#### YOUR INSTRUCTIONS:
Write out each line exactly as given. Leave the pictures out of your copy.

#### Data items:
>> begin
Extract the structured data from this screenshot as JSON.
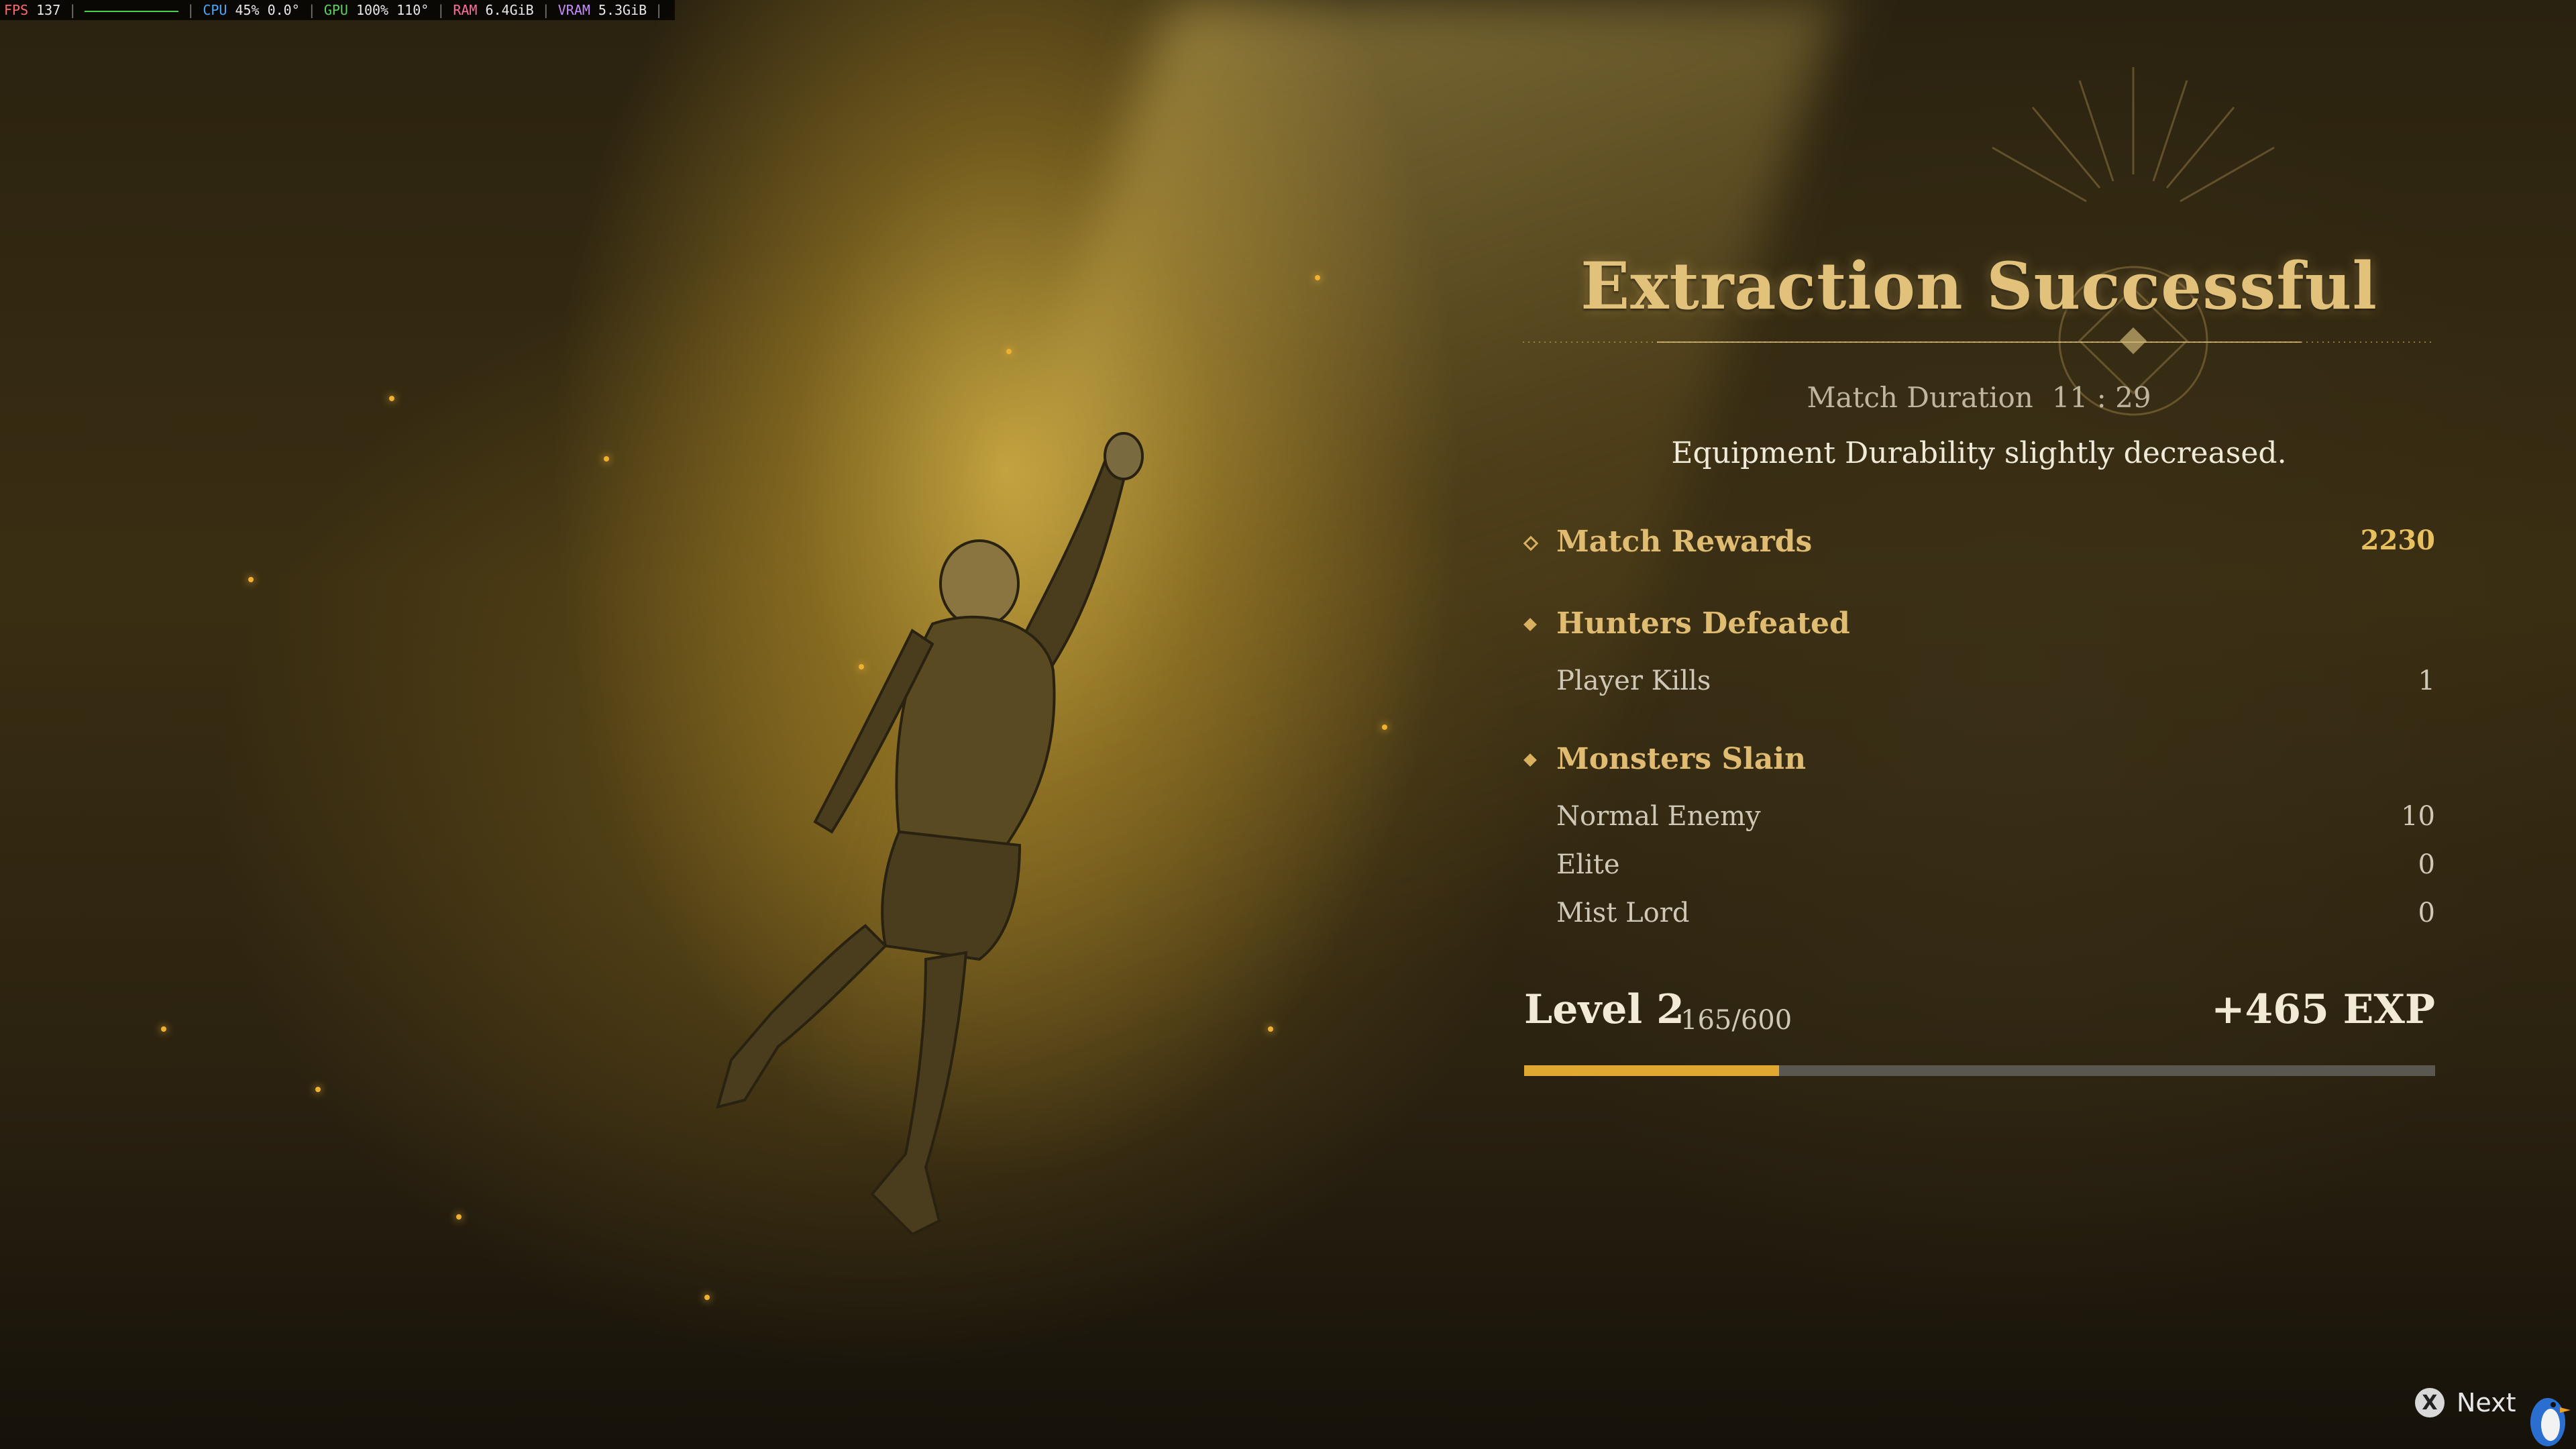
{
  "hud": {
    "fps_label": "FPS",
    "fps": "137",
    "cpu_label": "CPU",
    "cpu_usage": "45%",
    "cpu_temp": "0.0°",
    "gpu_label": "GPU",
    "gpu_usage": "100%",
    "gpu_temp": "110°",
    "ram_label": "RAM",
    "ram": "6.4GiB",
    "vram_label": "VRAM",
    "vram": "5.3GiB"
  },
  "results": {
    "title": "Extraction Successful",
    "duration_label": "Match Duration",
    "duration_value": "11 : 29",
    "durability_note": "Equipment Durability slightly decreased."
  },
  "sections": {
    "rewards": {
      "label": "Match Rewards",
      "value": "2230"
    },
    "hunters": {
      "label": "Hunters Defeated",
      "rows": [
        {
          "label": "Player Kills",
          "value": "1"
        }
      ]
    },
    "monsters": {
      "label": "Monsters Slain",
      "rows": [
        {
          "label": "Normal Enemy",
          "value": "10"
        },
        {
          "label": "Elite",
          "value": "0"
        },
        {
          "label": "Mist Lord",
          "value": "0"
        }
      ]
    }
  },
  "level": {
    "label": "Level 2",
    "progress_text": "165/600",
    "progress_fraction": 0.28,
    "exp_gain": "+465 EXP"
  },
  "footer": {
    "button_glyph": "X",
    "next_label": "Next"
  },
  "colors": {
    "accent_gold": "#e0bc72",
    "bar_fill": "#e0a830",
    "bar_track": "#5a5650"
  }
}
>> end
#### REPLY TO THE TASK:
Extract the structured data from this screenshot as JSON.
{
  "hud": {
    "fps_label": "FPS",
    "fps": "137",
    "cpu_label": "CPU",
    "cpu_usage": "45%",
    "cpu_temp": "0.0°",
    "gpu_label": "GPU",
    "gpu_usage": "100%",
    "gpu_temp": "110°",
    "ram_label": "RAM",
    "ram": "6.4GiB",
    "vram_label": "VRAM",
    "vram": "5.3GiB"
  },
  "results": {
    "title": "Extraction Successful",
    "duration_label": "Match Duration",
    "duration_value": "11 : 29",
    "durability_note": "Equipment Durability slightly decreased."
  },
  "sections": {
    "rewards": {
      "label": "Match Rewards",
      "value": "2230"
    },
    "hunters": {
      "label": "Hunters Defeated",
      "rows": [
        {
          "label": "Player Kills",
          "value": "1"
        }
      ]
    },
    "monsters": {
      "label": "Monsters Slain",
      "rows": [
        {
          "label": "Normal Enemy",
          "value": "10"
        },
        {
          "label": "Elite",
          "value": "0"
        },
        {
          "label": "Mist Lord",
          "value": "0"
        }
      ]
    }
  },
  "level": {
    "label": "Level 2",
    "progress_text": "165/600",
    "progress_fraction": 0.28,
    "exp_gain": "+465 EXP"
  },
  "footer": {
    "button_glyph": "X",
    "next_label": "Next"
  },
  "colors": {
    "accent_gold": "#e0bc72",
    "bar_fill": "#e0a830",
    "bar_track": "#5a5650"
  }
}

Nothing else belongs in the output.